→ **A block of data**
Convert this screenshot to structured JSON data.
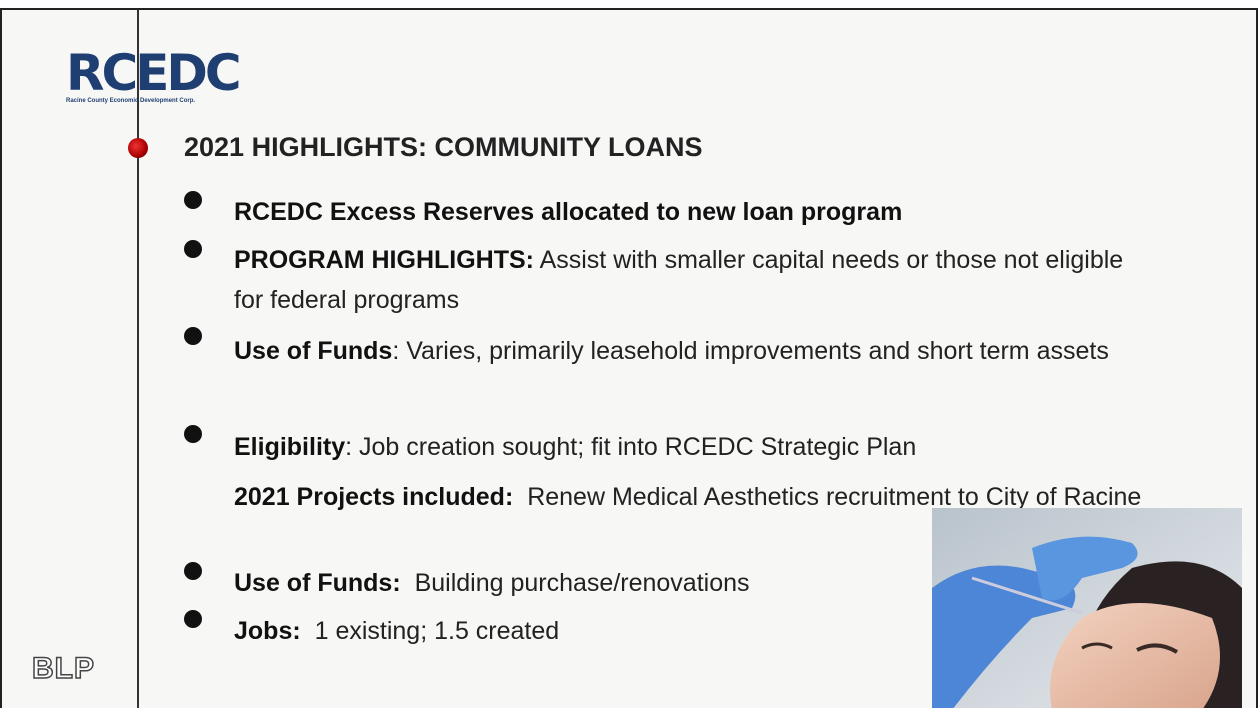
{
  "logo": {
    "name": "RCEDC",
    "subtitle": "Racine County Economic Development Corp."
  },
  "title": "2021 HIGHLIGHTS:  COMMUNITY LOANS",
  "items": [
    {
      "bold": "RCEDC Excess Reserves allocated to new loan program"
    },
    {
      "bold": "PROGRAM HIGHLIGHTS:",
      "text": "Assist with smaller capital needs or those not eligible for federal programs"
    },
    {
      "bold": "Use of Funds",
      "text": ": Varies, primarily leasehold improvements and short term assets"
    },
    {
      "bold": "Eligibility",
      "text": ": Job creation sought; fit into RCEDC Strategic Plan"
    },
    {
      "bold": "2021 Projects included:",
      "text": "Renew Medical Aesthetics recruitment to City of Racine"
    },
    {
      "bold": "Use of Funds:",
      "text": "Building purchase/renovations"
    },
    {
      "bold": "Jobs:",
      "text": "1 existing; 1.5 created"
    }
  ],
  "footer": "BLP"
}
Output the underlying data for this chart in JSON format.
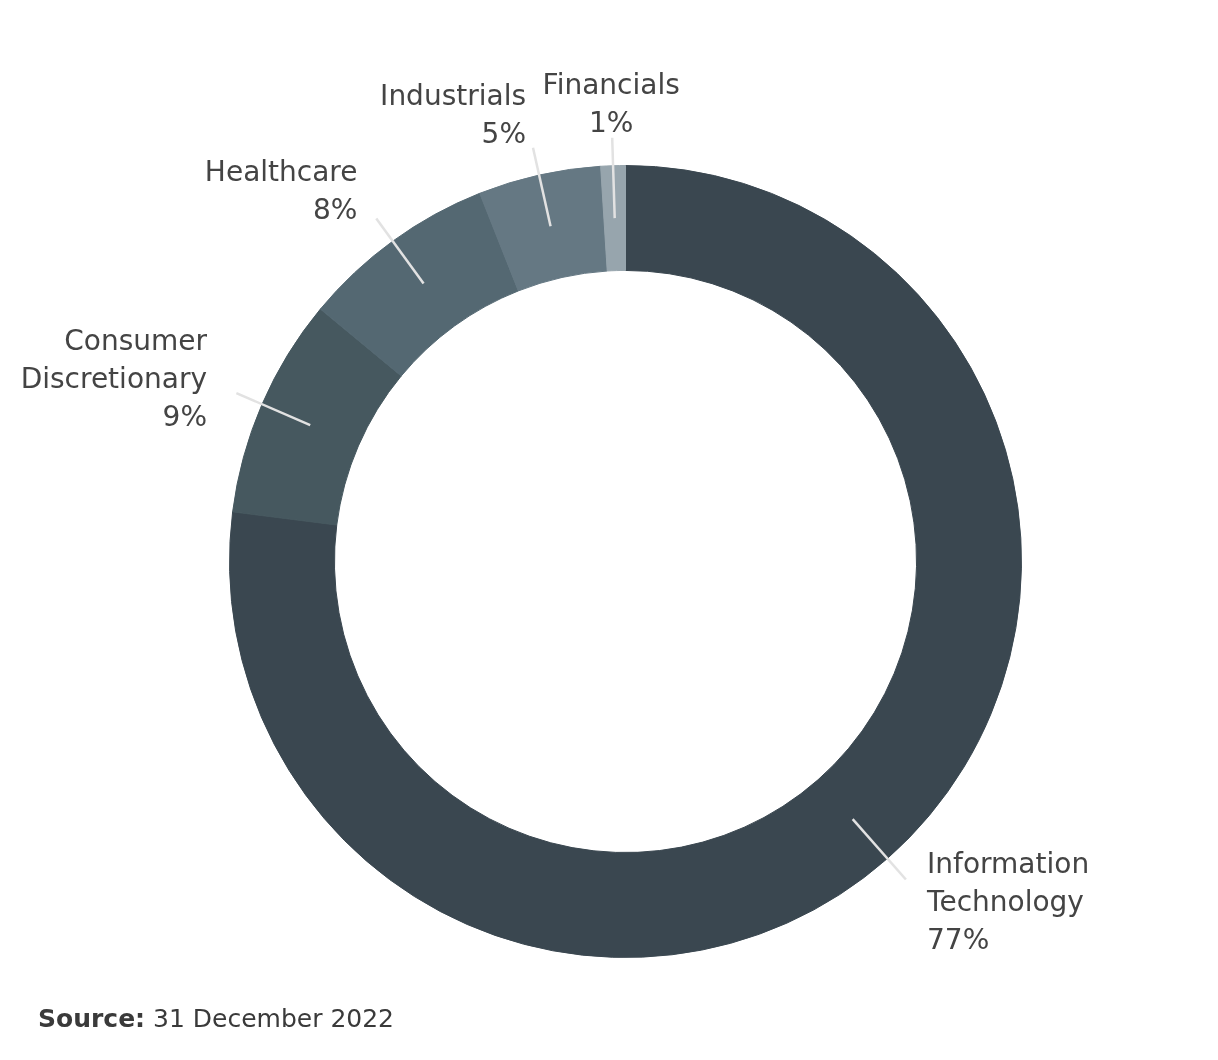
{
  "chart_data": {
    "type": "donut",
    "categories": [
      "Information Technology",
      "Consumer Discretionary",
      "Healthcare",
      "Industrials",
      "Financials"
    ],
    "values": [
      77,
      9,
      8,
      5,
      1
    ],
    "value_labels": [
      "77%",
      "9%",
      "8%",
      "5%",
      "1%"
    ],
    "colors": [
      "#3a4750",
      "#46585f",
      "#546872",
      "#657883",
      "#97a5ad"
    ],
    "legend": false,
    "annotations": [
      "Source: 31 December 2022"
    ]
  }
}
==
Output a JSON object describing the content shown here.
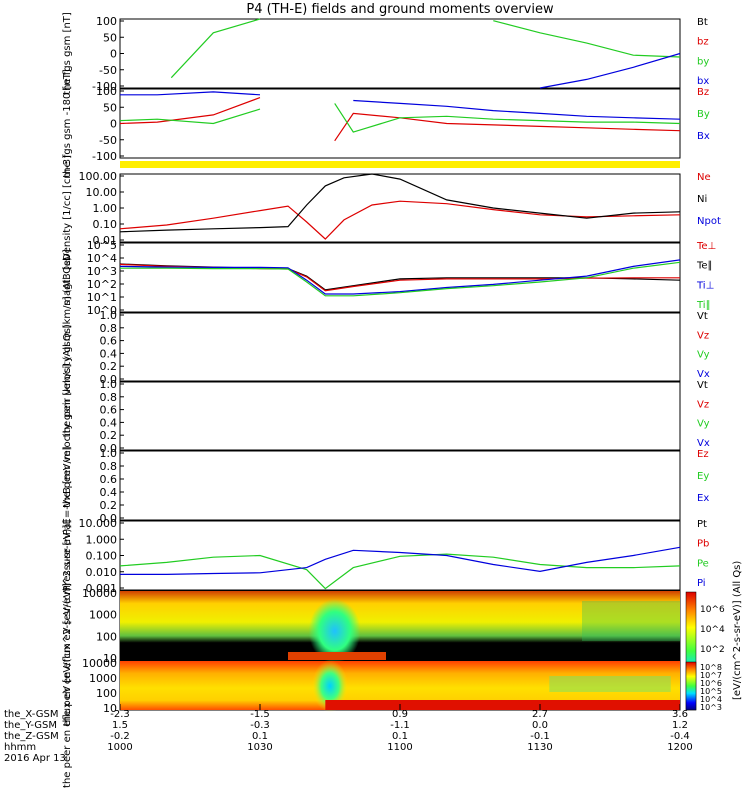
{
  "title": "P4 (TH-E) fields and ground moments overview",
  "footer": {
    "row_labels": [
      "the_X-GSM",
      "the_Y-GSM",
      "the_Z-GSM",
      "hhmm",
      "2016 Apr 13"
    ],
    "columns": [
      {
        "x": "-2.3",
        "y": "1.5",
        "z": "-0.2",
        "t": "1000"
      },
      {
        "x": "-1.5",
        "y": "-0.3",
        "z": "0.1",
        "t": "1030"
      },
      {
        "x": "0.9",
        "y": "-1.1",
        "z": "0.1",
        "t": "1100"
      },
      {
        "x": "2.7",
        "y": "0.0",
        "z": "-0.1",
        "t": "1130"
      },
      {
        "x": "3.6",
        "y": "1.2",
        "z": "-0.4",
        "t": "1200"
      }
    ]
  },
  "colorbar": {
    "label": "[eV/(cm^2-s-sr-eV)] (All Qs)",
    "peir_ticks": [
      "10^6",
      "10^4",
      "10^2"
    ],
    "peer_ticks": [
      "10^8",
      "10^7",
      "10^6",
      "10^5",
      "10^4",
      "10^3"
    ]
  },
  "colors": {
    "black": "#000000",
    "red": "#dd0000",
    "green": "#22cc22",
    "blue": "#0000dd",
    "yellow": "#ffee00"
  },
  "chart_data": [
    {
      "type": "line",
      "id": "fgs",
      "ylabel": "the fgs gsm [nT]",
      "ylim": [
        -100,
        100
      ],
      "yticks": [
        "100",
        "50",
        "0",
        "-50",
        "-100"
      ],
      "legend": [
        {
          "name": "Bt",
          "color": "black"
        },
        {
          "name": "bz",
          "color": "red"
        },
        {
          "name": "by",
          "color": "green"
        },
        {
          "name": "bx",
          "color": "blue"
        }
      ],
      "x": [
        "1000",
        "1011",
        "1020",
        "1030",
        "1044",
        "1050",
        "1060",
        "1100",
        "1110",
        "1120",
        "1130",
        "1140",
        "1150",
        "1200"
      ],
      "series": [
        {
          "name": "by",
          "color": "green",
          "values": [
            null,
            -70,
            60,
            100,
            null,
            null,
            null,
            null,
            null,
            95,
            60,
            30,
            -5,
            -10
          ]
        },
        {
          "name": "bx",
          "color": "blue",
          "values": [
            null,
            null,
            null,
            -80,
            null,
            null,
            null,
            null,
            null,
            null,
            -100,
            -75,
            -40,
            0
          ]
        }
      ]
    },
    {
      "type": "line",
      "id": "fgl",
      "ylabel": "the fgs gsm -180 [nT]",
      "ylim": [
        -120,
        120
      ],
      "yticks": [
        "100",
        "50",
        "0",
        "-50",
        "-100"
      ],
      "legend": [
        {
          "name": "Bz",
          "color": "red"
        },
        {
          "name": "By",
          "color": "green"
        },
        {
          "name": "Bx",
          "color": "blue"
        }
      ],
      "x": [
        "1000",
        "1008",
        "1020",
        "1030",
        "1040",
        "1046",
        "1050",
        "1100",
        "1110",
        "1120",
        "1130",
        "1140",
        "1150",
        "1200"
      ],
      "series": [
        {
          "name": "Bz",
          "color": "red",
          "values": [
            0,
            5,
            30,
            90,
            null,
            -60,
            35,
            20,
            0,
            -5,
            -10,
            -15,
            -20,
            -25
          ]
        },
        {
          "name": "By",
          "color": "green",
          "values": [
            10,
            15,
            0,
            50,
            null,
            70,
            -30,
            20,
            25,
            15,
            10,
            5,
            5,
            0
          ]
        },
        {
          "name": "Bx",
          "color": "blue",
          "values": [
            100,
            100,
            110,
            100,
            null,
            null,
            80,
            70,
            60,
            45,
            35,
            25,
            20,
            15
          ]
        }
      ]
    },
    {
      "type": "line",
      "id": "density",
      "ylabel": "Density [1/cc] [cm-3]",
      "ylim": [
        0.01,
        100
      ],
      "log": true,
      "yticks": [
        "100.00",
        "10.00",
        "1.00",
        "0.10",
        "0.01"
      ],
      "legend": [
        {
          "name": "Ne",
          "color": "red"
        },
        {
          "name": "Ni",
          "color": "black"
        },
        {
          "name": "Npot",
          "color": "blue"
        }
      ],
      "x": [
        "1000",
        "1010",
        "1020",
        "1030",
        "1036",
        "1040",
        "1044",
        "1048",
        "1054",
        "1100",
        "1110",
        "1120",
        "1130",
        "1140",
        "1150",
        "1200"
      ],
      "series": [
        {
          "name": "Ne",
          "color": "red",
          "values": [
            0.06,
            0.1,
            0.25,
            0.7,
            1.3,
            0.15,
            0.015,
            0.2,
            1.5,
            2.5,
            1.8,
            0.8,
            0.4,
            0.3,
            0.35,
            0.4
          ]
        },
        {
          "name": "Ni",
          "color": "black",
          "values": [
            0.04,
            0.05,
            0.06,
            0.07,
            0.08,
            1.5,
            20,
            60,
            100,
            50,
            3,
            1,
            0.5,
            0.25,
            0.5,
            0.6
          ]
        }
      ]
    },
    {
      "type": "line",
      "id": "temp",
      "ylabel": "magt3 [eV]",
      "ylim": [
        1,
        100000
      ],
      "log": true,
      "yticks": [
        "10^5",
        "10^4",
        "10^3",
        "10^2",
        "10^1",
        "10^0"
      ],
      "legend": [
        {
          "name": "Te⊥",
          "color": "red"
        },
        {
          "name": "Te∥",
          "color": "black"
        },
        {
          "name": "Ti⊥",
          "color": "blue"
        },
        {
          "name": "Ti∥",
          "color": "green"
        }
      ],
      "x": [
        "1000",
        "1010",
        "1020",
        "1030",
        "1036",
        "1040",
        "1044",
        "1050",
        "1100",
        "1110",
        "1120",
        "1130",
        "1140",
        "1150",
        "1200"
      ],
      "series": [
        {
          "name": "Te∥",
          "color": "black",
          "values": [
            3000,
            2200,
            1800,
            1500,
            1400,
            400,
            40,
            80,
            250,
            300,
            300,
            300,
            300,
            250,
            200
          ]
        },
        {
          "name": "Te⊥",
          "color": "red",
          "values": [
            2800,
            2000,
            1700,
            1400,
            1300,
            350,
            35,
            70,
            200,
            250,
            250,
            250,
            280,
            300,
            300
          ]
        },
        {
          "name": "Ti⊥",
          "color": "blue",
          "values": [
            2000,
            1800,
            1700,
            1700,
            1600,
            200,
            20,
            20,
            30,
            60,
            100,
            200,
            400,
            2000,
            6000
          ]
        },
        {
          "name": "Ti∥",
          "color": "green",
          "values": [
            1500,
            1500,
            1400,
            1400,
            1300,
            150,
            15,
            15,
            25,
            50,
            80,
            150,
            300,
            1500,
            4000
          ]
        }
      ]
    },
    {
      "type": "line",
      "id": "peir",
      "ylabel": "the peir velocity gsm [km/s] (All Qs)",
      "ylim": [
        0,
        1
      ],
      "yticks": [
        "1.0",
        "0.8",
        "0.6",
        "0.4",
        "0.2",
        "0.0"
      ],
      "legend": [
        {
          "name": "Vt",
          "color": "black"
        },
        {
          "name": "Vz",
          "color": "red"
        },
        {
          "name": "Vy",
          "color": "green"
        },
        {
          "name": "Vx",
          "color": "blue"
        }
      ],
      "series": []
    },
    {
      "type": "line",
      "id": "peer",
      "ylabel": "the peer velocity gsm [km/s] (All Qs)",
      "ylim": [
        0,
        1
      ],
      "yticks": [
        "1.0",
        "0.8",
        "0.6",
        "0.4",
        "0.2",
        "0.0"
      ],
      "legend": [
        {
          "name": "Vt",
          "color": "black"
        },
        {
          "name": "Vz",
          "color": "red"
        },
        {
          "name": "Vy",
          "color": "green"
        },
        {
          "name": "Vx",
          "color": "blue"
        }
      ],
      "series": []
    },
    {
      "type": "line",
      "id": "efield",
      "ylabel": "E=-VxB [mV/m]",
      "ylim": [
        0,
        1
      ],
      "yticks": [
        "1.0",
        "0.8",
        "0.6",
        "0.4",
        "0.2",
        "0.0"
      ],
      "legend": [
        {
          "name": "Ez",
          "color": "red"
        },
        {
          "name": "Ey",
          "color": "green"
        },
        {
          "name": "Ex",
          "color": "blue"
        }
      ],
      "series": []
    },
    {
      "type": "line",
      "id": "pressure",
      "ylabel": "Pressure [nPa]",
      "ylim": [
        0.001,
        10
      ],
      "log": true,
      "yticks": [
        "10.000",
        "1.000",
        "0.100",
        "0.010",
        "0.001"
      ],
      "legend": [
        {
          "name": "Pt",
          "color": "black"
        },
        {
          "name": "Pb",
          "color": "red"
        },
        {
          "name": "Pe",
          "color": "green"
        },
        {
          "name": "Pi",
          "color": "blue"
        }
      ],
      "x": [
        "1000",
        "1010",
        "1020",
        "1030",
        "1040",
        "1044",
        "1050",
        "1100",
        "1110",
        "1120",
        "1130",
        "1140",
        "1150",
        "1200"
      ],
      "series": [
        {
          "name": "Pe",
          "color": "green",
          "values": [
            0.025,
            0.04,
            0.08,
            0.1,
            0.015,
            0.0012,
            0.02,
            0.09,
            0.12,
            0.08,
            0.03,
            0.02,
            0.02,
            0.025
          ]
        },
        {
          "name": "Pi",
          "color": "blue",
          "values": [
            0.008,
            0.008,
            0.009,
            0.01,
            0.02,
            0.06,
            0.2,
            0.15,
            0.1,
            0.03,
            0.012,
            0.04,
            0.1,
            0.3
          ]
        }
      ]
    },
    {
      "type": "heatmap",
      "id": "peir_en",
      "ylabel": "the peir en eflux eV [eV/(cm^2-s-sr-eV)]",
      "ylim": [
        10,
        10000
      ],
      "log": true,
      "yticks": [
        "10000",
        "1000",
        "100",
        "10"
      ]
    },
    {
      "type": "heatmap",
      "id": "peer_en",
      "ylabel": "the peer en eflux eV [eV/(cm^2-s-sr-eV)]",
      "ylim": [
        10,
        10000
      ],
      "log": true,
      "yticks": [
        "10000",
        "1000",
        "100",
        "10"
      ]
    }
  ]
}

→ **Given exercise**
How many lines in the records above hold the word "text"? Give only the number.

→ **Solved exercise**
6